> _Problem statement_: Your task is to copy the listing exactly, with the pictures left out.

------------------------------------------------------------

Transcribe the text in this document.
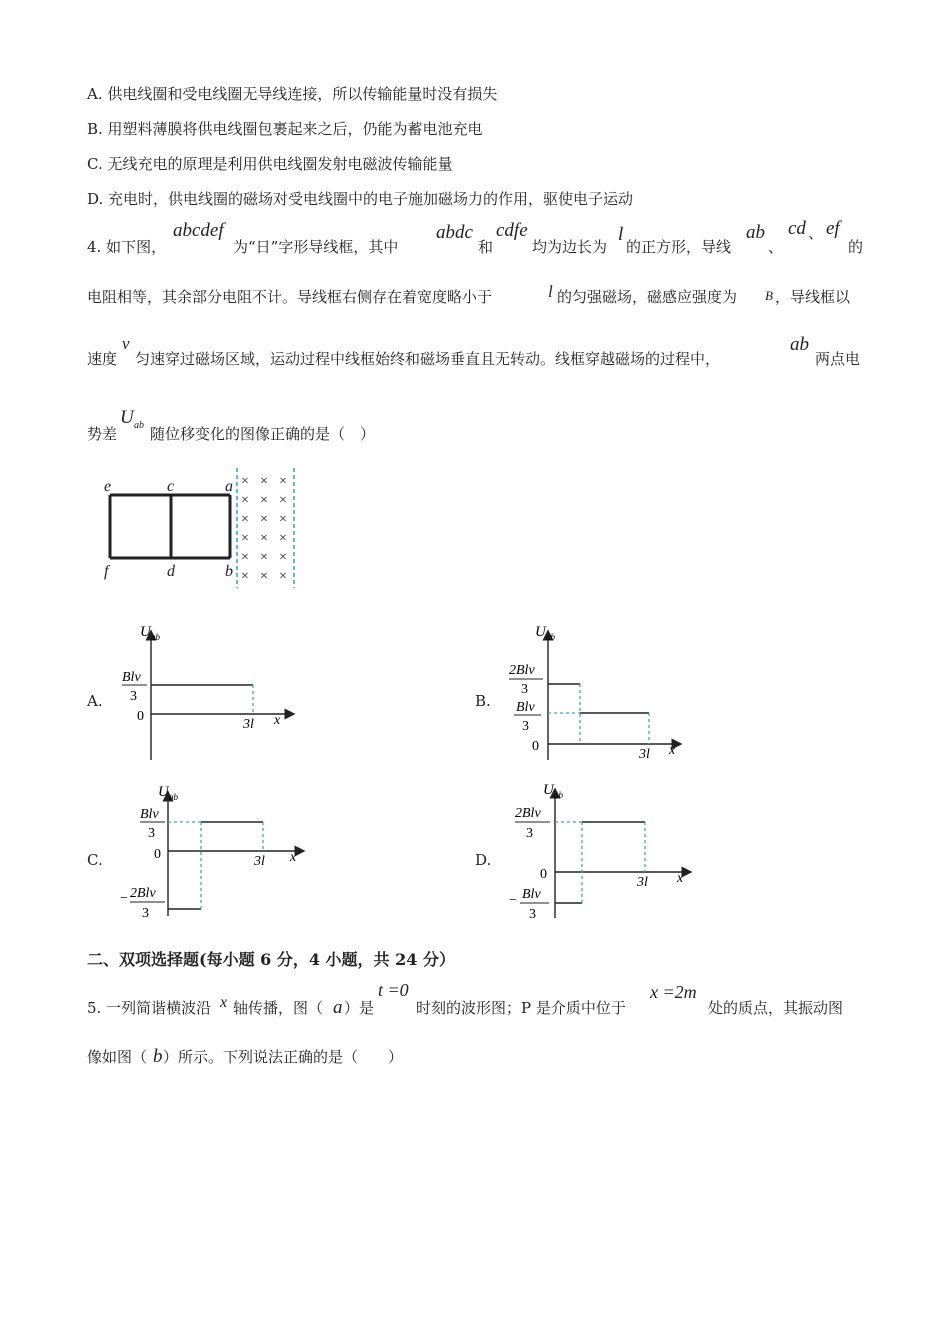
A. 供电线圈和受电线圈无导线连接，所以传输能量时没有损失
B. 用塑料薄膜将供电线圈包裹起来之后，仍能为蓄电池充电
C. 无线充电的原理是利用供电线圈发射电磁波传输能量
D. 充电时，供电线圈的磁场对受电线圈中的电子施加磁场力的作用，驱使电子运动
4. 如下图，
abcdef
为“日”字形导线框，其中
abdc
和
cdfe
均为边长为
l
的正方形，导线
ab
、
cd 、 ef
的
电阻相等，其余部分电阻不计。导线框右侧存在着宽度略小于	l 的匀强磁场，磁感应强度为 B ，导线框以
速度
v
匀速穿过磁场区域，运动过程中线框始终和磁场垂直且无转动。线框穿越磁场的过程中，
ab
两点电
势差
U ab 随位移变化的图像正确的是（　）
e	c	a
f	d	b
× × ×
× × ×
× × ×
× × ×
× × ×
× × ×
A.	B.
C.	D.
U ab
Blv
3
0
3l x
U ab
2Blv
3
Blv
3
0
3l x
U ab
Blv
3
0
− 2Blv
3
3l x
U ab
2Blv
3
0
− Blv
3
3l x
二、双项选择题(每小题 6 分，4 小题，共 24 分）
5. 一列简谐横波沿 x 轴传播，图（ a ）是
t =0
时刻的波形图；P 是介质中位于
x =2m
处的质点，其振动图
像如图（ b ）所示。下列说法正确的是（　　）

------------------------------------------------------------

> _Final result_:
Transcribe the text in this document.
A. 供电线圈和受电线圈无导线连接，所以传输能量时没有损失
B. 用塑料薄膜将供电线圈包裹起来之后，仍能为蓄电池充电
C. 无线充电的原理是利用供电线圈发射电磁波传输能量
D. 充电时，供电线圈的磁场对受电线圈中的电子施加磁场力的作用，驱使电子运动
4. 如下图，
abcdef
为“日”字形导线框，其中
abdc
和
cdfe
均为边长为
l
的正方形，导线
ab
、
cd 、 ef
的
电阻相等，其余部分电阻不计。导线框右侧存在着宽度略小于	l 的匀强磁场，磁感应强度为 B ，导线框以
速度
v
匀速穿过磁场区域，运动过程中线框始终和磁场垂直且无转动。线框穿越磁场的过程中，
ab
两点电
势差
U ab 随位移变化的图像正确的是（　）
e	c	a
f	d	b
× × ×
× × ×
× × ×
× × ×
× × ×
× × ×
A.	B.
C.	D.
U ab
Blv
3
0
3l x
U ab
2Blv
3
Blv
3
0
3l x
U ab
Blv
3
0
− 2Blv
3
3l x
U ab
2Blv
3
0
− Blv
3
3l x
二、双项选择题(每小题 6 分，4 小题，共 24 分）
5. 一列简谐横波沿 x 轴传播，图（ a ）是
t =0
时刻的波形图；P 是介质中位于
x =2m
处的质点，其振动图
像如图（ b ）所示。下列说法正确的是（　　）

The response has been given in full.